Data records

[START]

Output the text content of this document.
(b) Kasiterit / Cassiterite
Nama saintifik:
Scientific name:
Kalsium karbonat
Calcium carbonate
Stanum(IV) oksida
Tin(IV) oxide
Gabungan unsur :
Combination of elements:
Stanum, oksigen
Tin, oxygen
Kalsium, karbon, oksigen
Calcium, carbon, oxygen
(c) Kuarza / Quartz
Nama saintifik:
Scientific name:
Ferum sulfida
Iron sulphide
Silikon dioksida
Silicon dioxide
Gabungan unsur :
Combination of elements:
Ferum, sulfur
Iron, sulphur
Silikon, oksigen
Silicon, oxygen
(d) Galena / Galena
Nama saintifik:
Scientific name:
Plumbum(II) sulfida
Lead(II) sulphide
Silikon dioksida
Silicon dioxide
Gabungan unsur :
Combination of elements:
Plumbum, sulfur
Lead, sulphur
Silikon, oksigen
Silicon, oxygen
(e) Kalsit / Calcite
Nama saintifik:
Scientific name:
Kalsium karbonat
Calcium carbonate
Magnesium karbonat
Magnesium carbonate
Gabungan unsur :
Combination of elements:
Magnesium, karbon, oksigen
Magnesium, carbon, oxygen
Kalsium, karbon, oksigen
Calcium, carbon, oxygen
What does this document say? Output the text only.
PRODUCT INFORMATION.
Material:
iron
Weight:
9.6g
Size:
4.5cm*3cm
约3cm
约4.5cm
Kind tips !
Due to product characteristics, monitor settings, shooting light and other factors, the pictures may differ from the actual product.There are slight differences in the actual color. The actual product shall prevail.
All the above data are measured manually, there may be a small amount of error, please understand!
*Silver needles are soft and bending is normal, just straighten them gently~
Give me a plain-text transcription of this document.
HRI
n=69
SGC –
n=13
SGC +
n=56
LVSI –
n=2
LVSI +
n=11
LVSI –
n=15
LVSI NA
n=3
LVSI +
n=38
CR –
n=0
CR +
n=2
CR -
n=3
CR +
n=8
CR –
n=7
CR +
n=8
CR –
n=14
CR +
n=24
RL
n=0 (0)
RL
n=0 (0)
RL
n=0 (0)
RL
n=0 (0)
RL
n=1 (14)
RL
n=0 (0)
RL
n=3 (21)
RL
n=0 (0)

[END]

Retype only the lines running from the line with "Give me a plain-text" to the end of the listing, including both of those lines.

- PROBLEM SOLUTION:
Give me a plain-text transcription of this document.
HRI
n=69
SGC –
n=13
SGC +
n=56
LVSI –
n=2
LVSI +
n=11
LVSI –
n=15
LVSI NA
n=3
LVSI +
n=38
CR –
n=0
CR +
n=2
CR -
n=3
CR +
n=8
CR –
n=7
CR +
n=8
CR –
n=14
CR +
n=24
RL
n=0 (0)
RL
n=0 (0)
RL
n=0 (0)
RL
n=0 (0)
RL
n=1 (14)
RL
n=0 (0)
RL
n=3 (21)
RL
n=0 (0)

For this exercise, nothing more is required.